START Information shown
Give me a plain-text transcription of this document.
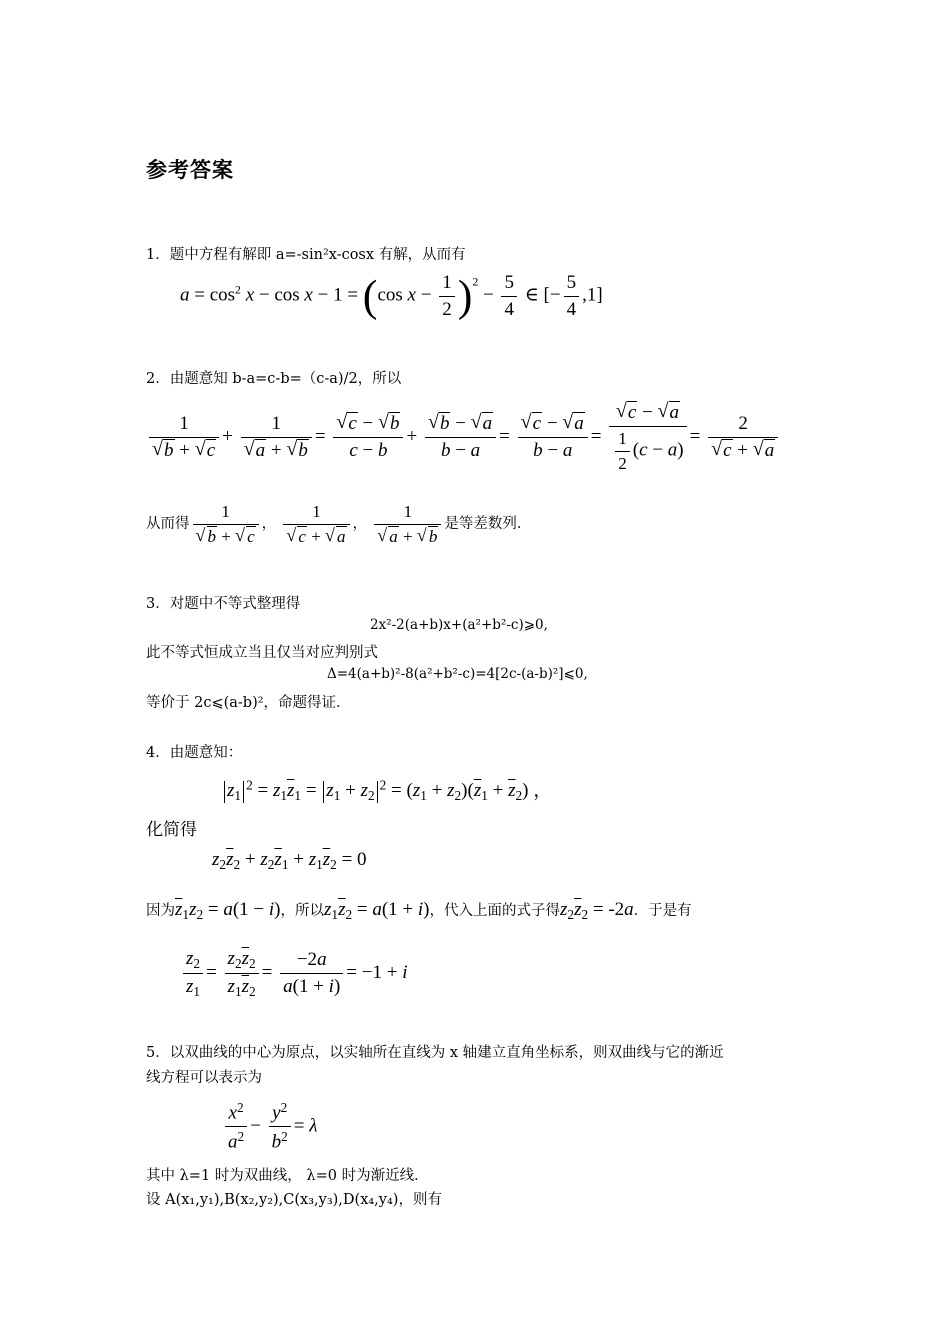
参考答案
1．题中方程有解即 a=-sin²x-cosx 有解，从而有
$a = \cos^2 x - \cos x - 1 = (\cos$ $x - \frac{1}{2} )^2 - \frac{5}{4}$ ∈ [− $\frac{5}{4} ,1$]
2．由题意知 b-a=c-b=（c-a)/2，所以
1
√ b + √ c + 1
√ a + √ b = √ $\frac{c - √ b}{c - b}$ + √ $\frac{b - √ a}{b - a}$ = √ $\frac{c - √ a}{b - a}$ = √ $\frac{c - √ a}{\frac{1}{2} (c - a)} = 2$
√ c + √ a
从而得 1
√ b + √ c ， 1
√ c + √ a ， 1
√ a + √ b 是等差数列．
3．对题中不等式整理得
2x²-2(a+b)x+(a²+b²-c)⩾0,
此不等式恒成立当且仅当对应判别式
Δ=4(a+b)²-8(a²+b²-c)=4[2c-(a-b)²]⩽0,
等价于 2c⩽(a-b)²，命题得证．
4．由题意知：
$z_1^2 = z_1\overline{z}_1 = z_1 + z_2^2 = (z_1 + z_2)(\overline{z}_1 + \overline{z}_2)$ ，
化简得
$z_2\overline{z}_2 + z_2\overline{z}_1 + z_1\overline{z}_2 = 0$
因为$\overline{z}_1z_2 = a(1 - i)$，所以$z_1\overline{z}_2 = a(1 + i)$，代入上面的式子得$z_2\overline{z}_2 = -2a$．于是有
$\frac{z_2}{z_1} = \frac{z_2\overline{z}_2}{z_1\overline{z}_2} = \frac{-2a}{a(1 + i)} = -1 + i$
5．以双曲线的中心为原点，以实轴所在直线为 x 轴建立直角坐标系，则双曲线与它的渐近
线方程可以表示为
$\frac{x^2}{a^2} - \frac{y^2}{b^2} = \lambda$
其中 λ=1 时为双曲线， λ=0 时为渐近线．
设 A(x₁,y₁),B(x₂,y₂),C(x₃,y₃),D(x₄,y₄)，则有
END Information shown
Brief:
Output all of the data exactly as it stands, minus any images.

In response:
Give me a plain-text transcription of this document.
参考答案
1．题中方程有解即 a=-sin²x-cosx 有解，从而有
$a = \cos^2 x - \cos x - 1 = (\cos$ $x - \frac{1}{2} )^2 - \frac{5}{4}$ ∈ [− $\frac{5}{4} ,1$]
2．由题意知 b-a=c-b=（c-a)/2，所以
1
√ b + √ c + 1
√ a + √ b = √ $\frac{c - √ b}{c - b}$ + √ $\frac{b - √ a}{b - a}$ = √ $\frac{c - √ a}{b - a}$ = √ $\frac{c - √ a}{\frac{1}{2} (c - a)} = 2$
√ c + √ a
从而得 1
√ b + √ c ， 1
√ c + √ a ， 1
√ a + √ b 是等差数列．
3．对题中不等式整理得
2x²-2(a+b)x+(a²+b²-c)⩾0,
此不等式恒成立当且仅当对应判别式
Δ=4(a+b)²-8(a²+b²-c)=4[2c-(a-b)²]⩽0,
等价于 2c⩽(a-b)²，命题得证．
4．由题意知：
$z_1^2 = z_1\overline{z}_1 = z_1 + z_2^2 = (z_1 + z_2)(\overline{z}_1 + \overline{z}_2)$ ，
化简得
$z_2\overline{z}_2 + z_2\overline{z}_1 + z_1\overline{z}_2 = 0$
因为$\overline{z}_1z_2 = a(1 - i)$，所以$z_1\overline{z}_2 = a(1 + i)$，代入上面的式子得$z_2\overline{z}_2 = -2a$．于是有
$\frac{z_2}{z_1} = \frac{z_2\overline{z}_2}{z_1\overline{z}_2} = \frac{-2a}{a(1 + i)} = -1 + i$
5．以双曲线的中心为原点，以实轴所在直线为 x 轴建立直角坐标系，则双曲线与它的渐近
线方程可以表示为
$\frac{x^2}{a^2} - \frac{y^2}{b^2} = \lambda$
其中 λ=1 时为双曲线， λ=0 时为渐近线．
设 A(x₁,y₁),B(x₂,y₂),C(x₃,y₃),D(x₄,y₄)，则有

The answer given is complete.